#### [STATED TASK]
Transcribe all of the data exactly. Omit the pictures.

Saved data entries
****************************************

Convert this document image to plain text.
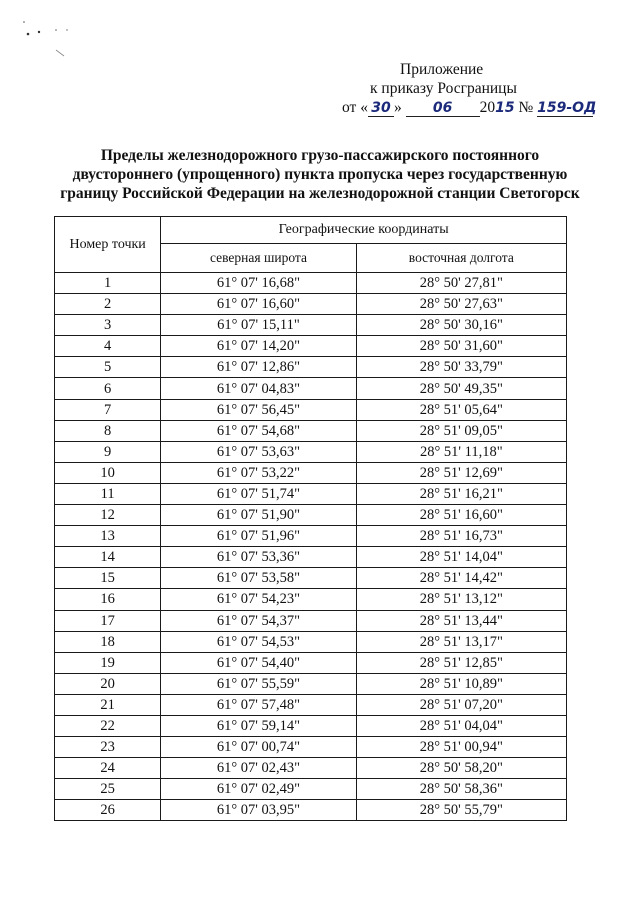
Приложение
к приказу Росграницы
от « 30 » 06 2015 № 159-ОД
Пределы железнодорожного грузо-пассажирского постоянного двустороннего (упрощенного) пункта пропуска через государственную границу Российской Федерации на железнодорожной станции Светогорск
Номер точки	Географические координаты	
	северная широта	восточная долгота
1	61° 07' 16,68"	28° 50' 27,81"
2	61° 07' 16,60"	28° 50' 27,63"
3	61° 07' 15,11"	28° 50' 30,16"
4	61° 07' 14,20"	28° 50' 31,60"
5	61° 07' 12,86"	28° 50' 33,79"
6	61° 07' 04,83"	28° 50' 49,35"
7	61° 07' 56,45"	28° 51' 05,64"
8	61° 07' 54,68"	28° 51' 09,05"
9	61° 07' 53,63"	28° 51' 11,18"
10	61° 07' 53,22"	28° 51' 12,69"
11	61° 07' 51,74"	28° 51' 16,21"
12	61° 07' 51,90"	28° 51' 16,60"
13	61° 07' 51,96"	28° 51' 16,73"
14	61° 07' 53,36"	28° 51' 14,04"
15	61° 07' 53,58"	28° 51' 14,42"
16	61° 07' 54,23"	28° 51' 13,12"
17	61° 07' 54,37"	28° 51' 13,44"
18	61° 07' 54,53"	28° 51' 13,17"
19	61° 07' 54,40"	28° 51' 12,85"
20	61° 07' 55,59"	28° 51' 10,89"
21	61° 07' 57,48"	28° 51' 07,20"
22	61° 07' 59,14"	28° 51' 04,04"
23	61° 07' 00,74"	28° 51' 00,94"
24	61° 07' 02,43"	28° 50' 58,20"
25	61° 07' 02,49"	28° 50' 58,36"
26	61° 07' 03,95"	28° 50' 55,79"
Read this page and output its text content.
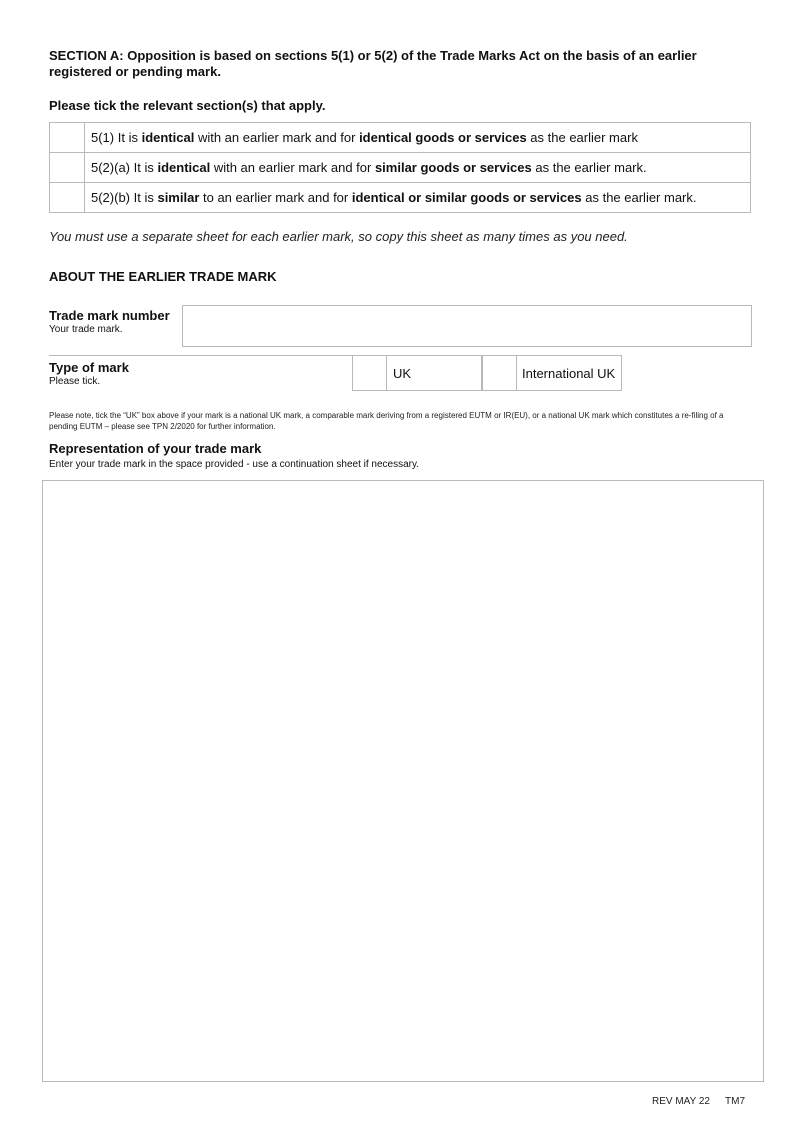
SECTION A: Opposition is based on sections 5(1) or 5(2) of the Trade Marks Act on the basis of an earlier registered or pending mark.
Please tick the relevant section(s) that apply.
	5(1) It is identical with an earlier mark and for identical goods or services as the earlier mark
	5(2)(a) It is identical with an earlier mark and for similar goods or services as the earlier mark.
	5(2)(b) It is similar to an earlier mark and for identical or similar goods or services as the earlier mark.
You must use a separate sheet for each earlier mark, so copy this sheet as many times as you need.
ABOUT THE EARLIER TRADE MARK
Trade mark number
Your trade mark.
Type of mark
Please tick.
UK	International UK
Please note, tick the “UK” box above if your mark is a national UK mark, a comparable mark deriving from a registered EUTM or IR(EU), or a national UK mark which constitutes a re-filing of a pending EUTM – please see TPN 2/2020 for further information.
Representation of your trade mark
Enter your trade mark in the space provided - use a continuation sheet if necessary.
REV MAY 22 TM7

****************************************

#### [SOLUTION TO THIS EXERCISE]
Convert this document image to plain text.
Приложение
к приказу Росграницы
от « 30 » 06 2015 № 159-ОД
Пределы железнодорожного грузо-пассажирского постоянного двустороннего (упрощенного) пункта пропуска через государственную границу Российской Федерации на железнодорожной станции Светогорск
Номер точки	Географические координаты	
	северная широта	восточная долгота
1	61° 07' 16,68"	28° 50' 27,81"
2	61° 07' 16,60"	28° 50' 27,63"
3	61° 07' 15,11"	28° 50' 30,16"
4	61° 07' 14,20"	28° 50' 31,60"
5	61° 07' 12,86"	28° 50' 33,79"
6	61° 07' 04,83"	28° 50' 49,35"
7	61° 07' 56,45"	28° 51' 05,64"
8	61° 07' 54,68"	28° 51' 09,05"
9	61° 07' 53,63"	28° 51' 11,18"
10	61° 07' 53,22"	28° 51' 12,69"
11	61° 07' 51,74"	28° 51' 16,21"
12	61° 07' 51,90"	28° 51' 16,60"
13	61° 07' 51,96"	28° 51' 16,73"
14	61° 07' 53,36"	28° 51' 14,04"
15	61° 07' 53,58"	28° 51' 14,42"
16	61° 07' 54,23"	28° 51' 13,12"
17	61° 07' 54,37"	28° 51' 13,44"
18	61° 07' 54,53"	28° 51' 13,17"
19	61° 07' 54,40"	28° 51' 12,85"
20	61° 07' 55,59"	28° 51' 10,89"
21	61° 07' 57,48"	28° 51' 07,20"
22	61° 07' 59,14"	28° 51' 04,04"
23	61° 07' 00,74"	28° 51' 00,94"
24	61° 07' 02,43"	28° 50' 58,20"
25	61° 07' 02,49"	28° 50' 58,36"
26	61° 07' 03,95"	28° 50' 55,79"
Read this page and output its text content.
SECTION A: Opposition is based on sections 5(1) or 5(2) of the Trade Marks Act on the basis of an earlier registered or pending mark.
Please tick the relevant section(s) that apply.
	5(1) It is identical with an earlier mark and for identical goods or services as the earlier mark
	5(2)(a) It is identical with an earlier mark and for similar goods or services as the earlier mark.
	5(2)(b) It is similar to an earlier mark and for identical or similar goods or services as the earlier mark.
You must use a separate sheet for each earlier mark, so copy this sheet as many times as you need.
ABOUT THE EARLIER TRADE MARK
Trade mark number
Your trade mark.
Type of mark
Please tick.
UK	International UK
Please note, tick the “UK” box above if your mark is a national UK mark, a comparable mark deriving from a registered EUTM or IR(EU), or a national UK mark which constitutes a re-filing of a pending EUTM – please see TPN 2/2020 for further information.
Representation of your trade mark
Enter your trade mark in the space provided - use a continuation sheet if necessary.
REV MAY 22 TM7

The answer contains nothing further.